**Given instruction:**
Repeat all of the data precisely.

[Stored records]
******
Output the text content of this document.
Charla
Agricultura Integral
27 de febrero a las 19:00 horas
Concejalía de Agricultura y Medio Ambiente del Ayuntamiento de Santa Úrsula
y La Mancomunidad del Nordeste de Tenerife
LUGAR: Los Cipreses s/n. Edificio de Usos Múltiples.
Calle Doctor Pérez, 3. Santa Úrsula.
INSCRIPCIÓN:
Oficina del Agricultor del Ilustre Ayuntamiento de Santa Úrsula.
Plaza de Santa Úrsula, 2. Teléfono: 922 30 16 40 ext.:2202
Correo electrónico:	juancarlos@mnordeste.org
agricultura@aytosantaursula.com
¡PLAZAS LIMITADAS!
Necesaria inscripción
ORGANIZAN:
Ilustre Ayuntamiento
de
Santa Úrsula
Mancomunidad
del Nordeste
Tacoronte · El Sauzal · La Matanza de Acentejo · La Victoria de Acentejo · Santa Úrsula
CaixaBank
******
**Answer to this problem:**
Output the text content of this document.
Charla
Agricultura Integral
27 de febrero a las 19:00 horas
Concejalía de Agricultura y Medio Ambiente del Ayuntamiento de Santa Úrsula
y La Mancomunidad del Nordeste de Tenerife
LUGAR: Los Cipreses s/n. Edificio de Usos Múltiples.
Calle Doctor Pérez, 3. Santa Úrsula.
INSCRIPCIÓN:
Oficina del Agricultor del Ilustre Ayuntamiento de Santa Úrsula.
Plaza de Santa Úrsula, 2. Teléfono: 922 30 16 40 ext.:2202
Correo electrónico:	juancarlos@mnordeste.org
agricultura@aytosantaursula.com
¡PLAZAS LIMITADAS!
Necesaria inscripción
ORGANIZAN:
Ilustre Ayuntamiento
de
Santa Úrsula
Mancomunidad
del Nordeste
Tacoronte · El Sauzal · La Matanza de Acentejo · La Victoria de Acentejo · Santa Úrsula
CaixaBank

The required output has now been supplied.